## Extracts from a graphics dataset
---------------

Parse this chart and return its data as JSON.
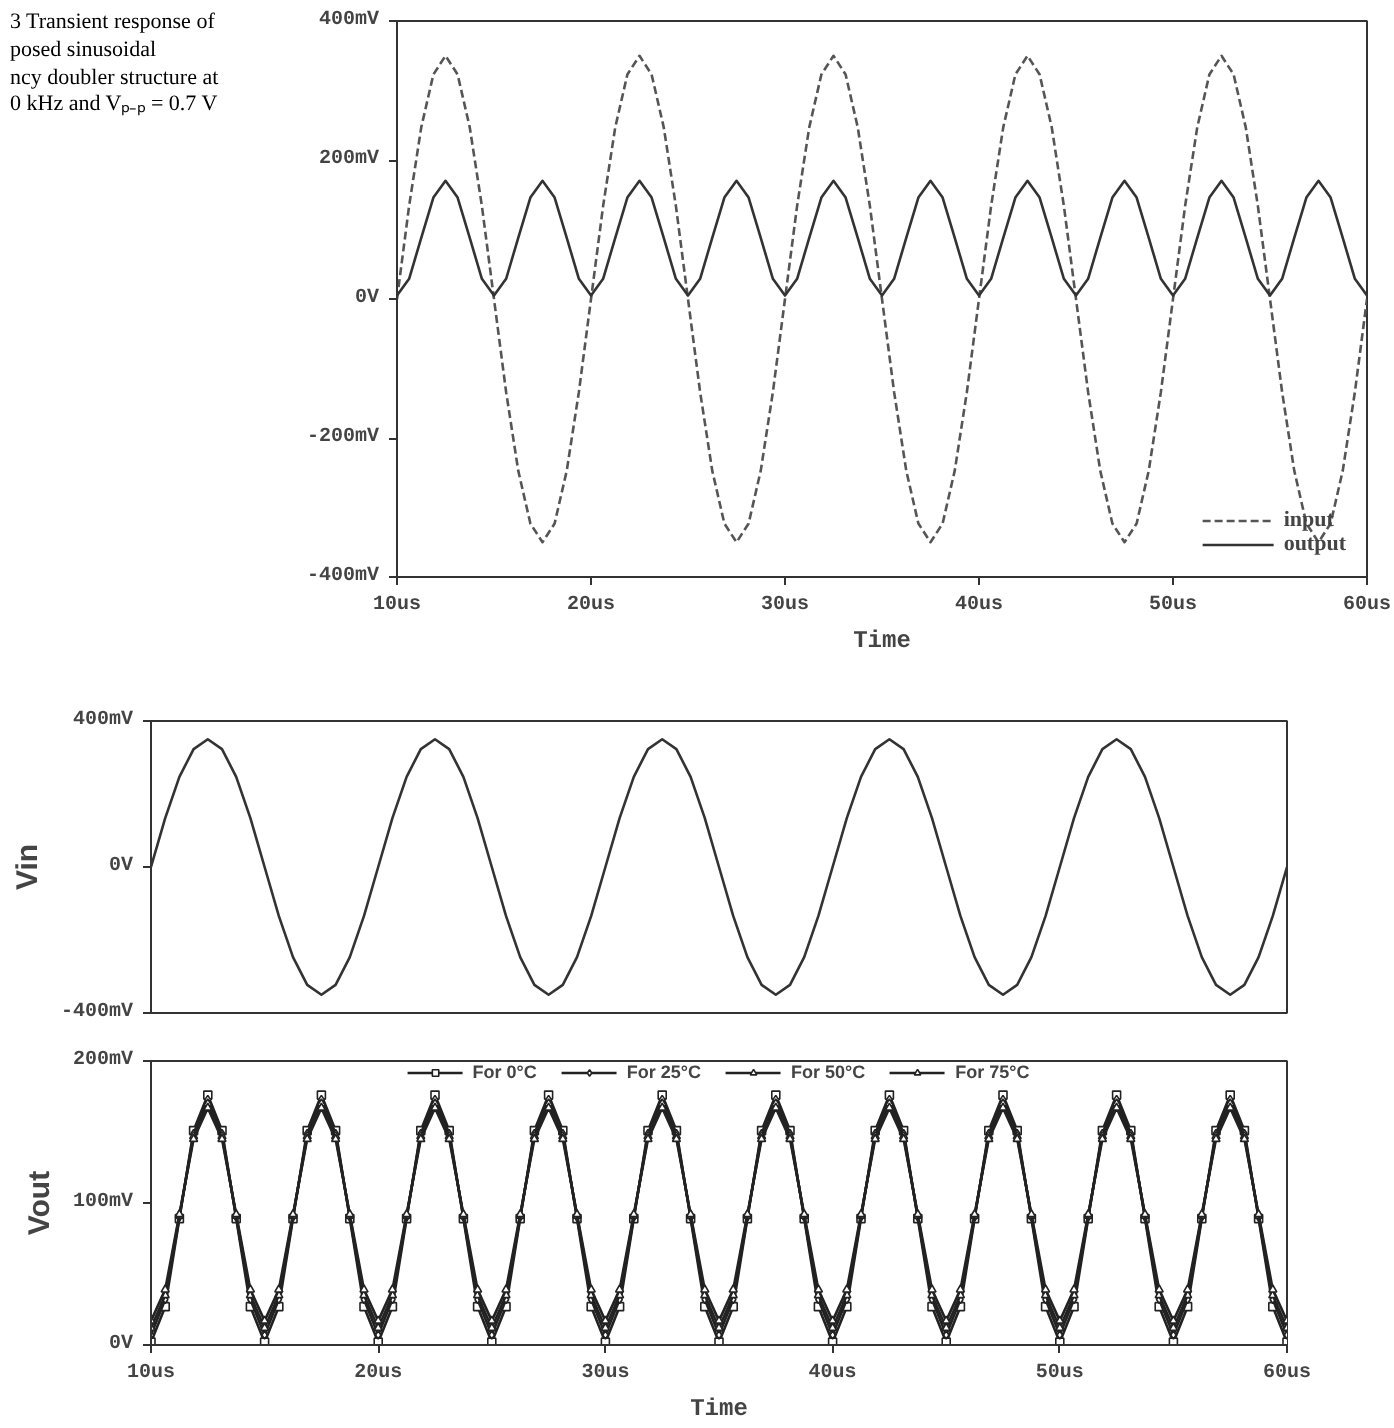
{
  "chart_data": [
    {
      "type": "line",
      "annotations": [
        "3 Transient response of\nposed sinusoidal\nncy doubler structure at\n0 kHz and Vₚ₋ₚ = 0.7 V"
      ],
      "xlabel": "Time",
      "xlim": [
        10,
        60
      ],
      "ylim": [
        -400,
        400
      ],
      "xticks": [
        {
          "value": 10,
          "label": "10us"
        },
        {
          "value": 20,
          "label": "20us"
        },
        {
          "value": 30,
          "label": "30us"
        },
        {
          "value": 40,
          "label": "40us"
        },
        {
          "value": 50,
          "label": "50us"
        },
        {
          "value": 60,
          "label": "60us"
        }
      ],
      "yticks": [
        {
          "value": -400,
          "label": "-400mV"
        },
        {
          "value": -200,
          "label": "-200mV"
        },
        {
          "value": 0,
          "label": "0V"
        },
        {
          "value": 200,
          "label": "200mV"
        },
        {
          "value": 400,
          "label": "400mV"
        }
      ],
      "legend": "bottom right",
      "x": [
        10,
        10.625,
        11.25,
        11.875,
        12.5,
        13.125,
        13.75,
        14.375,
        15,
        15.625,
        16.25,
        16.875,
        17.5,
        18.125,
        18.75,
        19.375,
        20,
        20.625,
        21.25,
        21.875,
        22.5,
        23.125,
        23.75,
        24.375,
        25,
        25.625,
        26.25,
        26.875,
        27.5,
        28.125,
        28.75,
        29.375,
        30,
        30.625,
        31.25,
        31.875,
        32.5,
        33.125,
        33.75,
        34.375,
        35,
        35.625,
        36.25,
        36.875,
        37.5,
        38.125,
        38.75,
        39.375,
        40,
        40.625,
        41.25,
        41.875,
        42.5,
        43.125,
        43.75,
        44.375,
        45,
        45.625,
        46.25,
        46.875,
        47.5,
        48.125,
        48.75,
        49.375,
        50,
        50.625,
        51.25,
        51.875,
        52.5,
        53.125,
        53.75,
        54.375,
        55,
        55.625,
        56.25,
        56.875,
        57.5,
        58.125,
        58.75,
        59.375,
        60
      ],
      "series": [
        {
          "name": "input",
          "color": "#555555",
          "line_style": "dashed",
          "values": [
            0,
            134,
            247,
            323,
            350,
            323,
            247,
            134,
            0,
            -134,
            -247,
            -323,
            -350,
            -323,
            -247,
            -134,
            0,
            134,
            247,
            323,
            350,
            323,
            247,
            134,
            0,
            -134,
            -247,
            -323,
            -350,
            -323,
            -247,
            -134,
            0,
            134,
            247,
            323,
            350,
            323,
            247,
            134,
            0,
            -134,
            -247,
            -323,
            -350,
            -323,
            -247,
            -134,
            0,
            134,
            247,
            323,
            350,
            323,
            247,
            134,
            0,
            -134,
            -247,
            -323,
            -350,
            -323,
            -247,
            -134,
            0,
            134,
            247,
            323,
            350,
            323,
            247,
            134,
            0,
            -134,
            -247,
            -323,
            -350,
            -323,
            -247,
            -134,
            0
          ]
        },
        {
          "name": "output",
          "color": "#333333",
          "line_style": "solid",
          "values": [
            5,
            29,
            88,
            146,
            170,
            146,
            88,
            29,
            5,
            29,
            88,
            146,
            170,
            146,
            88,
            29,
            5,
            29,
            88,
            146,
            170,
            146,
            88,
            29,
            5,
            29,
            88,
            146,
            170,
            146,
            88,
            29,
            5,
            29,
            88,
            146,
            170,
            146,
            88,
            29,
            5,
            29,
            88,
            146,
            170,
            146,
            88,
            29,
            5,
            29,
            88,
            146,
            170,
            146,
            88,
            29,
            5,
            29,
            88,
            146,
            170,
            146,
            88,
            29,
            5,
            29,
            88,
            146,
            170,
            146,
            88,
            29,
            5,
            29,
            88,
            146,
            170,
            146,
            88,
            29,
            5
          ]
        }
      ]
    },
    {
      "type": "line",
      "ylabel": "Vin",
      "xlim": [
        10,
        60
      ],
      "ylim": [
        -400,
        400
      ],
      "tick_labels": "y",
      "yticks": [
        {
          "value": -400,
          "label": "-400mV"
        },
        {
          "value": 0,
          "label": "0V"
        },
        {
          "value": 400,
          "label": "400mV"
        }
      ],
      "x": [
        10,
        10.625,
        11.25,
        11.875,
        12.5,
        13.125,
        13.75,
        14.375,
        15,
        15.625,
        16.25,
        16.875,
        17.5,
        18.125,
        18.75,
        19.375,
        20,
        20.625,
        21.25,
        21.875,
        22.5,
        23.125,
        23.75,
        24.375,
        25,
        25.625,
        26.25,
        26.875,
        27.5,
        28.125,
        28.75,
        29.375,
        30,
        30.625,
        31.25,
        31.875,
        32.5,
        33.125,
        33.75,
        34.375,
        35,
        35.625,
        36.25,
        36.875,
        37.5,
        38.125,
        38.75,
        39.375,
        40,
        40.625,
        41.25,
        41.875,
        42.5,
        43.125,
        43.75,
        44.375,
        45,
        45.625,
        46.25,
        46.875,
        47.5,
        48.125,
        48.75,
        49.375,
        50,
        50.625,
        51.25,
        51.875,
        52.5,
        53.125,
        53.75,
        54.375,
        55,
        55.625,
        56.25,
        56.875,
        57.5,
        58.125,
        58.75,
        59.375,
        60
      ],
      "series": [
        {
          "color": "#333333",
          "line_style": "solid",
          "values": [
            0,
            134,
            247,
            323,
            350,
            323,
            247,
            134,
            0,
            -134,
            -247,
            -323,
            -350,
            -323,
            -247,
            -134,
            0,
            134,
            247,
            323,
            350,
            323,
            247,
            134,
            0,
            -134,
            -247,
            -323,
            -350,
            -323,
            -247,
            -134,
            0,
            134,
            247,
            323,
            350,
            323,
            247,
            134,
            0,
            -134,
            -247,
            -323,
            -350,
            -323,
            -247,
            -134,
            0,
            134,
            247,
            323,
            350,
            323,
            247,
            134,
            0,
            -134,
            -247,
            -323,
            -350,
            -323,
            -247,
            -134,
            0,
            134,
            247,
            323,
            350,
            323,
            247,
            134,
            0,
            -134,
            -247,
            -323,
            -350,
            -323,
            -247,
            -134,
            0
          ]
        }
      ]
    },
    {
      "type": "line",
      "xlabel": "Time",
      "ylabel": "Vout",
      "xlim": [
        10,
        60
      ],
      "ylim": [
        0,
        200
      ],
      "legend": "top",
      "xticks": [
        {
          "value": 10,
          "label": "10us"
        },
        {
          "value": 20,
          "label": "20us"
        },
        {
          "value": 30,
          "label": "30us"
        },
        {
          "value": 40,
          "label": "40us"
        },
        {
          "value": 50,
          "label": "50us"
        },
        {
          "value": 60,
          "label": "60us"
        }
      ],
      "yticks": [
        {
          "value": 0,
          "label": "0V"
        },
        {
          "value": 100,
          "label": "100mV"
        },
        {
          "value": 200,
          "label": "200mV"
        }
      ],
      "x": [
        10,
        10.625,
        11.25,
        11.875,
        12.5,
        13.125,
        13.75,
        14.375,
        15,
        15.625,
        16.25,
        16.875,
        17.5,
        18.125,
        18.75,
        19.375,
        20,
        20.625,
        21.25,
        21.875,
        22.5,
        23.125,
        23.75,
        24.375,
        25,
        25.625,
        26.25,
        26.875,
        27.5,
        28.125,
        28.75,
        29.375,
        30,
        30.625,
        31.25,
        31.875,
        32.5,
        33.125,
        33.75,
        34.375,
        35,
        35.625,
        36.25,
        36.875,
        37.5,
        38.125,
        38.75,
        39.375,
        40,
        40.625,
        41.25,
        41.875,
        42.5,
        43.125,
        43.75,
        44.375,
        45,
        45.625,
        46.25,
        46.875,
        47.5,
        48.125,
        48.75,
        49.375,
        50,
        50.625,
        51.25,
        51.875,
        52.5,
        53.125,
        53.75,
        54.375,
        55,
        55.625,
        56.25,
        56.875,
        57.5,
        58.125,
        58.75,
        59.375,
        60
      ],
      "series": [
        {
          "name": "For 0°C",
          "color": "#222222",
          "marker": "square",
          "values": [
            2,
            27,
            89,
            151,
            176,
            151,
            89,
            27,
            2,
            27,
            89,
            151,
            176,
            151,
            89,
            27,
            2,
            27,
            89,
            151,
            176,
            151,
            89,
            27,
            2,
            27,
            89,
            151,
            176,
            151,
            89,
            27,
            2,
            27,
            89,
            151,
            176,
            151,
            89,
            27,
            2,
            27,
            89,
            151,
            176,
            151,
            89,
            27,
            2,
            27,
            89,
            151,
            176,
            151,
            89,
            27,
            2,
            27,
            89,
            151,
            176,
            151,
            89,
            27,
            2,
            27,
            89,
            151,
            176,
            151,
            89,
            27,
            2,
            27,
            89,
            151,
            176,
            151,
            89,
            27,
            2
          ]
        },
        {
          "name": "For 25°C",
          "color": "#222222",
          "marker": "diamond",
          "values": [
            7,
            32,
            90,
            149,
            173,
            149,
            90,
            32,
            7,
            32,
            90,
            149,
            173,
            149,
            90,
            32,
            7,
            32,
            90,
            149,
            173,
            149,
            90,
            32,
            7,
            32,
            90,
            149,
            173,
            149,
            90,
            32,
            7,
            32,
            90,
            149,
            173,
            149,
            90,
            32,
            7,
            32,
            90,
            149,
            173,
            149,
            90,
            32,
            7,
            32,
            90,
            149,
            173,
            149,
            90,
            32,
            7,
            32,
            90,
            149,
            173,
            149,
            90,
            32,
            7,
            32,
            90,
            149,
            173,
            149,
            90,
            32,
            7,
            32,
            90,
            149,
            173,
            149,
            90,
            32,
            7
          ]
        },
        {
          "name": "For 50°C",
          "color": "#222222",
          "marker": "triangle",
          "values": [
            12,
            35,
            91,
            147,
            170,
            147,
            91,
            35,
            12,
            35,
            91,
            147,
            170,
            147,
            91,
            35,
            12,
            35,
            91,
            147,
            170,
            147,
            91,
            35,
            12,
            35,
            91,
            147,
            170,
            147,
            91,
            35,
            12,
            35,
            91,
            147,
            170,
            147,
            91,
            35,
            12,
            35,
            91,
            147,
            170,
            147,
            91,
            35,
            12,
            35,
            91,
            147,
            170,
            147,
            91,
            35,
            12,
            35,
            91,
            147,
            170,
            147,
            91,
            35,
            12,
            35,
            91,
            147,
            170,
            147,
            91,
            35,
            12,
            35,
            91,
            147,
            170,
            147,
            91,
            35,
            12
          ]
        },
        {
          "name": "For 75°C",
          "color": "#222222",
          "marker": "triangle",
          "values": [
            17,
            39,
            92,
            145,
            167,
            145,
            92,
            39,
            17,
            39,
            92,
            145,
            167,
            145,
            92,
            39,
            17,
            39,
            92,
            145,
            167,
            145,
            92,
            39,
            17,
            39,
            92,
            145,
            167,
            145,
            92,
            39,
            17,
            39,
            92,
            145,
            167,
            145,
            92,
            39,
            17,
            39,
            92,
            145,
            167,
            145,
            92,
            39,
            17,
            39,
            92,
            145,
            167,
            145,
            92,
            39,
            17,
            39,
            92,
            145,
            167,
            145,
            92,
            39,
            17,
            39,
            92,
            145,
            167,
            145,
            92,
            39,
            17,
            39,
            92,
            145,
            167,
            145,
            92,
            39,
            17
          ]
        }
      ]
    }
  ]
}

---------------

## PROBLEM DESCRIPTION
Show each line in the entries that holds the string "marker".

## SOLVED PROBLEM
          "marker": "square",
          "marker": "diamond",
          "marker": "triangle",
          "marker": "triangle",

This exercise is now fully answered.